>> start DATASET ROWS

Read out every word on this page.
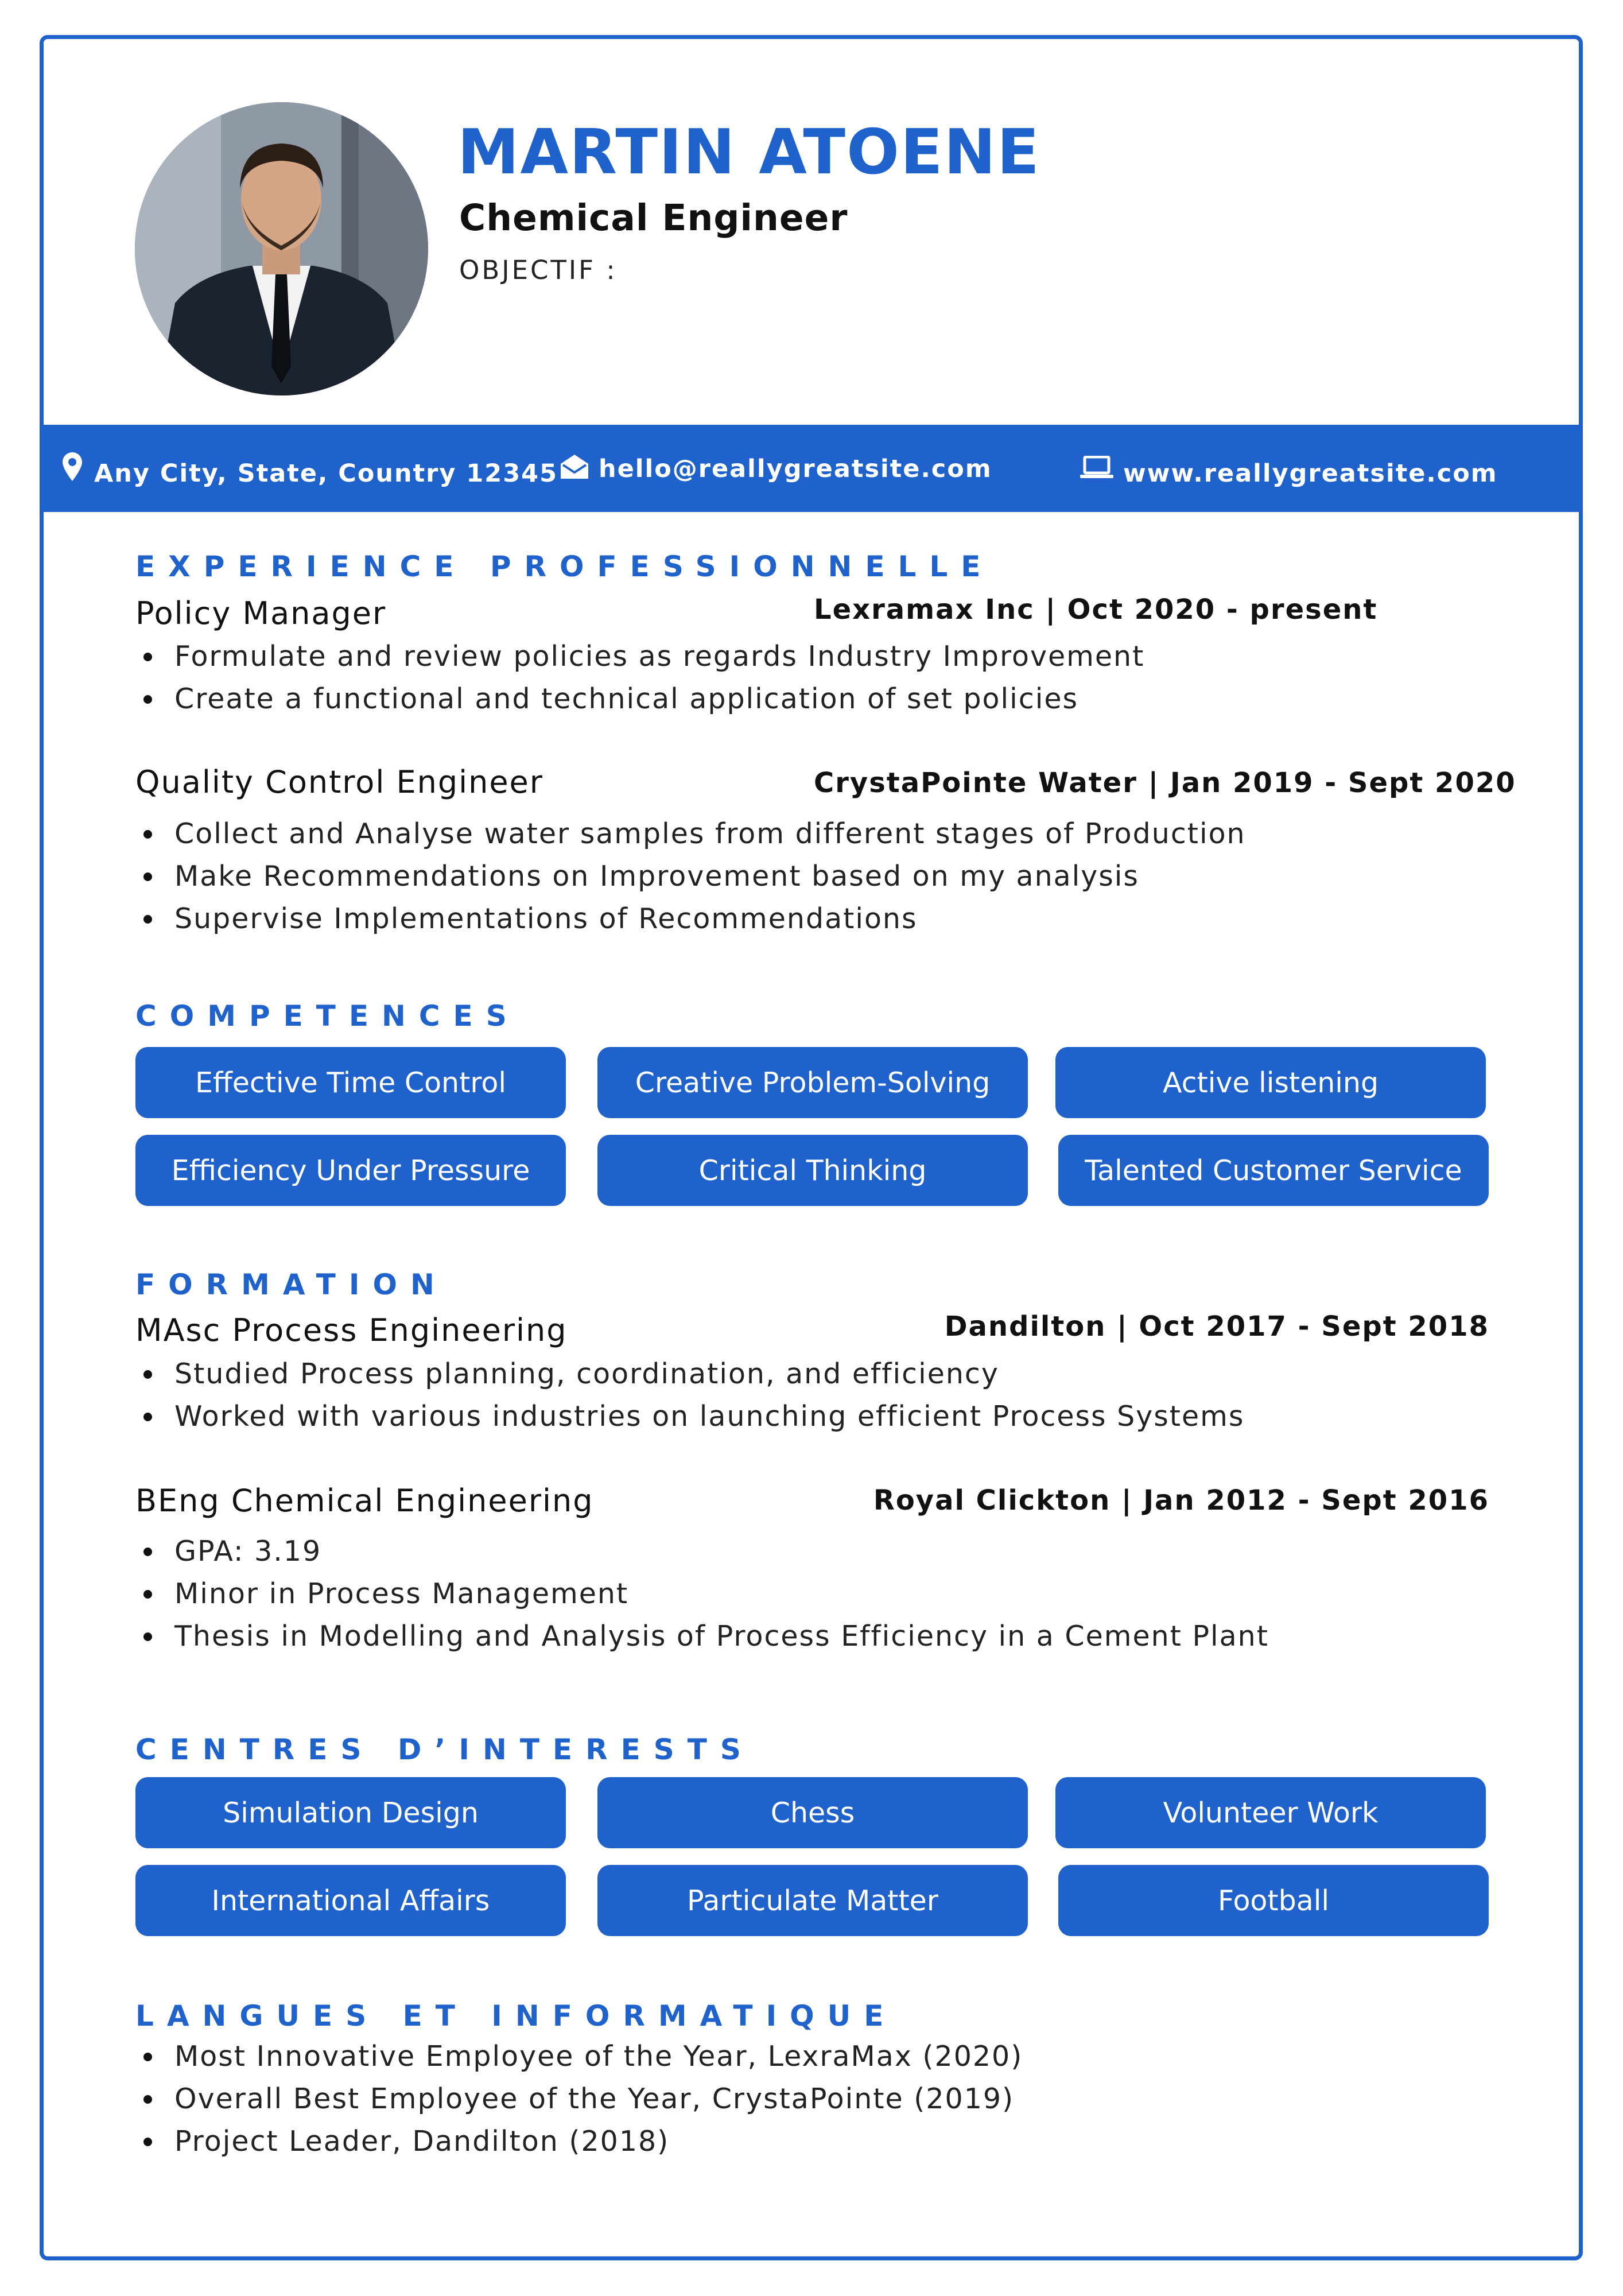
MARTIN ATOENE
Chemical Engineer
OBJECTIF :
Any City, State, Country 12345 hello@reallygreatsite.com	www.reallygreatsite.com
EXPERIENCE PROFESSIONNELLE
Policy Manager	Lexramax Inc | Oct 2020 - present
Formulate and review policies as regards Industry Improvement
Create a functional and technical application of set policies
Quality Control Engineer	CrystaPointe Water | Jan 2019 - Sept 2020
Collect and Analyse water samples from different stages of Production
Make Recommendations on Improvement based on my analysis
Supervise Implementations of Recommendations
COMPETENCES
Effective Time Control	Creative Problem-Solving	Active listening
Efficiency Under Pressure	Critical Thinking	Talented Customer Service
FORMATION
MAsc Process Engineering	Dandilton | Oct 2017 - Sept 2018
Studied Process planning, coordination, and efficiency
Worked with various industries on launching efficient Process Systems
BEng Chemical Engineering	Royal Clickton | Jan 2012 - Sept 2016
GPA: 3.19
Minor in Process Management
Thesis in Modelling and Analysis of Process Efficiency in a Cement Plant
CENTRES D’INTERESTS
Simulation Design	Chess	Volunteer Work
International Affairs	Particulate Matter	Football
LANGUES ET INFORMATIQUE
Most Innovative Employee of the Year, LexraMax (2020)
Overall Best Employee of the Year, CrystaPointe (2019)
Project Leader, Dandilton (2018)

>> end DATASET ROWS

§ EXERCISE DETAILS: Write out the entries again, exactly as given, skipping any images.

§ FULL RESPONSE:
Read out every word on this page.
MARTIN ATOENE
Chemical Engineer
OBJECTIF :
Any City, State, Country 12345 hello@reallygreatsite.com	www.reallygreatsite.com
EXPERIENCE PROFESSIONNELLE
Policy Manager	Lexramax Inc | Oct 2020 - present
Formulate and review policies as regards Industry Improvement
Create a functional and technical application of set policies
Quality Control Engineer	CrystaPointe Water | Jan 2019 - Sept 2020
Collect and Analyse water samples from different stages of Production
Make Recommendations on Improvement based on my analysis
Supervise Implementations of Recommendations
COMPETENCES
Effective Time Control	Creative Problem-Solving	Active listening
Efficiency Under Pressure	Critical Thinking	Talented Customer Service
FORMATION
MAsc Process Engineering	Dandilton | Oct 2017 - Sept 2018
Studied Process planning, coordination, and efficiency
Worked with various industries on launching efficient Process Systems
BEng Chemical Engineering	Royal Clickton | Jan 2012 - Sept 2016
GPA: 3.19
Minor in Process Management
Thesis in Modelling and Analysis of Process Efficiency in a Cement Plant
CENTRES D’INTERESTS
Simulation Design	Chess	Volunteer Work
International Affairs	Particulate Matter	Football
LANGUES ET INFORMATIQUE
Most Innovative Employee of the Year, LexraMax (2020)
Overall Best Employee of the Year, CrystaPointe (2019)
Project Leader, Dandilton (2018)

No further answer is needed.